++++ Material to process ++++
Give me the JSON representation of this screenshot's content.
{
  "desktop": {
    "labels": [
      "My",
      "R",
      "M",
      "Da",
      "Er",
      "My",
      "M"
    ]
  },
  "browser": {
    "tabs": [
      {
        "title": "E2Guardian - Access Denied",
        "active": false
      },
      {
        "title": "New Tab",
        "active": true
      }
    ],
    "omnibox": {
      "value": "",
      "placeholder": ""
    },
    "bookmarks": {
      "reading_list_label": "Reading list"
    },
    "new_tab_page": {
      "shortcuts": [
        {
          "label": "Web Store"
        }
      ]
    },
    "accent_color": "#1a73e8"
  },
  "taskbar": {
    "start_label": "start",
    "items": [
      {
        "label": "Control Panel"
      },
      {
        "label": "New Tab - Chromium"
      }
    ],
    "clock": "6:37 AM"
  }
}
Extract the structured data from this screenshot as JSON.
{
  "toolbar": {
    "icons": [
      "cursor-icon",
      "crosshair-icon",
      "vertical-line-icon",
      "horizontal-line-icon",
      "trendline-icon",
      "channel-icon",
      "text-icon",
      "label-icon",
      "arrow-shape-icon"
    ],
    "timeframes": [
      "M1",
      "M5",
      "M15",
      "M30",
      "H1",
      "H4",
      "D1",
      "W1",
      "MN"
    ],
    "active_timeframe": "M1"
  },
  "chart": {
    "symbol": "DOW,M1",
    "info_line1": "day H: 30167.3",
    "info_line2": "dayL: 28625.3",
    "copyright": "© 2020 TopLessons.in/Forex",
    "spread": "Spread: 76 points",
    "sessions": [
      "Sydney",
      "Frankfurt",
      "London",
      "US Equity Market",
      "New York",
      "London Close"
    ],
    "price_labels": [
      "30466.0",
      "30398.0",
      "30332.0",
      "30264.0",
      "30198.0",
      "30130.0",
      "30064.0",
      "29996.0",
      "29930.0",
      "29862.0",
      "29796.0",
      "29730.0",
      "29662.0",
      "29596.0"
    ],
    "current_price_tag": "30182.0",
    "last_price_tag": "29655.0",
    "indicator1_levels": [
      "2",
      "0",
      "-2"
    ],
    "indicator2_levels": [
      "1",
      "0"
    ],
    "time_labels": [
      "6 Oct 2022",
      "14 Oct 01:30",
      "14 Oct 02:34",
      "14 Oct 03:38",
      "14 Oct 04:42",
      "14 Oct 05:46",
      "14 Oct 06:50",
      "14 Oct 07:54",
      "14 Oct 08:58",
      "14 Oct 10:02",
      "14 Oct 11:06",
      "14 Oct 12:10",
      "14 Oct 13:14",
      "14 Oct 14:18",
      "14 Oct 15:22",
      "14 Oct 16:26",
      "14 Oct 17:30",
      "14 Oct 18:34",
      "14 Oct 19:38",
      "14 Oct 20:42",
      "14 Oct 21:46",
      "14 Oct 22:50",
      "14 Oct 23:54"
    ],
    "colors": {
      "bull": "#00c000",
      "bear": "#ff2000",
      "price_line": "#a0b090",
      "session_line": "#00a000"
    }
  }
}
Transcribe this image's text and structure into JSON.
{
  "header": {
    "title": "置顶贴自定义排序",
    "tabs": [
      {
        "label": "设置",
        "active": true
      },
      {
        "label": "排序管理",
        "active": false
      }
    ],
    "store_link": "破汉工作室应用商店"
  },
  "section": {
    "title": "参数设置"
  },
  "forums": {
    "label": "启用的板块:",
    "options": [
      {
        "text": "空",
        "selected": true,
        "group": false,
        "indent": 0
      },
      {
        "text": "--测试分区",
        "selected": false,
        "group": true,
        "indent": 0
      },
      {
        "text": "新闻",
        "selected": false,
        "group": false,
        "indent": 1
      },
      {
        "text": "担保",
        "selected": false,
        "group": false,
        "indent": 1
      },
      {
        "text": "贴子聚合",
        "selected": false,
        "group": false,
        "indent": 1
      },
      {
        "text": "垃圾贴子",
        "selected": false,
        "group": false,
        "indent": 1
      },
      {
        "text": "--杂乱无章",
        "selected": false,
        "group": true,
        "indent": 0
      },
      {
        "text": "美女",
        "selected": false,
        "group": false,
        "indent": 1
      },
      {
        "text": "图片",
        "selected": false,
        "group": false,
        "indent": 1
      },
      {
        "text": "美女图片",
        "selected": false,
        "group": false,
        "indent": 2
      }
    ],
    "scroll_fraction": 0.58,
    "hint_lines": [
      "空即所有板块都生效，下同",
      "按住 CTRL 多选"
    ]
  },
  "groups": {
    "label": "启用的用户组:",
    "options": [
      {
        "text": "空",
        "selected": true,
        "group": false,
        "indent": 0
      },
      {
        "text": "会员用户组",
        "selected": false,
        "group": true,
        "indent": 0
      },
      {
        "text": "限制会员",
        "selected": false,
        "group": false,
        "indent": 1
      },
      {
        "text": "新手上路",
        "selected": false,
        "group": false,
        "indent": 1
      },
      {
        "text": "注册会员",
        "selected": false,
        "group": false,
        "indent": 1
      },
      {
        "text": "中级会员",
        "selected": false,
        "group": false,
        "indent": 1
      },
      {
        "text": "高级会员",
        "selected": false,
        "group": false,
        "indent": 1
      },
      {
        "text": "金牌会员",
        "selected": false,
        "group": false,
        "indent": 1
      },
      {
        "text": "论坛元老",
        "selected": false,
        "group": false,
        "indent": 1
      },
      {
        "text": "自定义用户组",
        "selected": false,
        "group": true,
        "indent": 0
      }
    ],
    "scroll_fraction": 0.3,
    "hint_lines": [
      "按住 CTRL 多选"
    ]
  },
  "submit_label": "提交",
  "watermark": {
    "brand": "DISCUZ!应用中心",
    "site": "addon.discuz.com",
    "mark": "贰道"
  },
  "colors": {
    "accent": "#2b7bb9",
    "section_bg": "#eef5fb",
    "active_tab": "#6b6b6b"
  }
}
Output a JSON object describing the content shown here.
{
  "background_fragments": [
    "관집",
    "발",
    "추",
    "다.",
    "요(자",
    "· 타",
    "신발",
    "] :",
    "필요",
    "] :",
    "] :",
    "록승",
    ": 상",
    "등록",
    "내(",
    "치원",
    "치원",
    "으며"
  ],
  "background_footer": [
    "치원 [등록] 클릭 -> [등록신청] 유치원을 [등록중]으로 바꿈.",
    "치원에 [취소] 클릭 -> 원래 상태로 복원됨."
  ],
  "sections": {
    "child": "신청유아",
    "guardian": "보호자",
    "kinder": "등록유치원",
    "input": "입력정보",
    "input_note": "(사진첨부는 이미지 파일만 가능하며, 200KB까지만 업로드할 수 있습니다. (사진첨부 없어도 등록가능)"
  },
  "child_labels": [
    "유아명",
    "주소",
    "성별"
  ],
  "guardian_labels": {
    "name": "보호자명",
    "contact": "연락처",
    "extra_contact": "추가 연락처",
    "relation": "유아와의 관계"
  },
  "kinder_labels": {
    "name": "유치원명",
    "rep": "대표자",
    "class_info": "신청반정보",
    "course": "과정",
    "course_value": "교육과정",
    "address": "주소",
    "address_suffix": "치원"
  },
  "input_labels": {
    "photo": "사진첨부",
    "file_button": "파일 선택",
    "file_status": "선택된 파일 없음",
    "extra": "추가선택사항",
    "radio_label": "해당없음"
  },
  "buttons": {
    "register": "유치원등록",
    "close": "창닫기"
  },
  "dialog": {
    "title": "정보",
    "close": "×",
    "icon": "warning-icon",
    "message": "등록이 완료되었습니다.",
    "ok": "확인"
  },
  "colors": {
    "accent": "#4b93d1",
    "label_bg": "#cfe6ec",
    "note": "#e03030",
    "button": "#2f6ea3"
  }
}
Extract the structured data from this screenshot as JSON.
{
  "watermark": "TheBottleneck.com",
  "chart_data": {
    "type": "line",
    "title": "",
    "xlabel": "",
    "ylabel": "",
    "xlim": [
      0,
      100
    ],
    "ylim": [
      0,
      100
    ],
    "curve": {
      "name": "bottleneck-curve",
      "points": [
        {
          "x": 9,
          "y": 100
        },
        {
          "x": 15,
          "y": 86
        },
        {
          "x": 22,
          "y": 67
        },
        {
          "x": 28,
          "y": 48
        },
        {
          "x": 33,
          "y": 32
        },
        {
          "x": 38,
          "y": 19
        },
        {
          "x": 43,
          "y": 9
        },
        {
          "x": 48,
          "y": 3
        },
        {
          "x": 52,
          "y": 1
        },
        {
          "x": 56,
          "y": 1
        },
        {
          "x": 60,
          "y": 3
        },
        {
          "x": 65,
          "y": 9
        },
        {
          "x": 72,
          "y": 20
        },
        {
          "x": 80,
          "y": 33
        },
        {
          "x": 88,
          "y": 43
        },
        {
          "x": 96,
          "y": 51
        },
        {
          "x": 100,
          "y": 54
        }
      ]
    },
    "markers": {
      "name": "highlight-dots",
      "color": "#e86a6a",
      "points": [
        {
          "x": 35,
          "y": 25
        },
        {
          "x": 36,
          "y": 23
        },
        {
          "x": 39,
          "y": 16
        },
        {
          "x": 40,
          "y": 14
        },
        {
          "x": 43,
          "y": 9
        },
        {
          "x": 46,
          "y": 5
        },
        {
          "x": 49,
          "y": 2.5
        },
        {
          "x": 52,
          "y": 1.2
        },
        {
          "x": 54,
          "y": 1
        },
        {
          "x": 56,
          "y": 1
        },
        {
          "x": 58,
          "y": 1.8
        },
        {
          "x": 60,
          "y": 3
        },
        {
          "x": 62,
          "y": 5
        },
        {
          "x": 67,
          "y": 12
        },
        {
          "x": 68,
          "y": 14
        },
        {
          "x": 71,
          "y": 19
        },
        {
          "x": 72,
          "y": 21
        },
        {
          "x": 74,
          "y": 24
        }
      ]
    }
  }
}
++++
*Given problem:* Look above for lines with the word "this" and copy them all.

*Answer in full:*
Give me the JSON representation of this screenshot's content.
Extract the structured data from this screenshot as JSON.
Transcribe this image's text and structure into JSON.
Extract the structured data from this screenshot as JSON.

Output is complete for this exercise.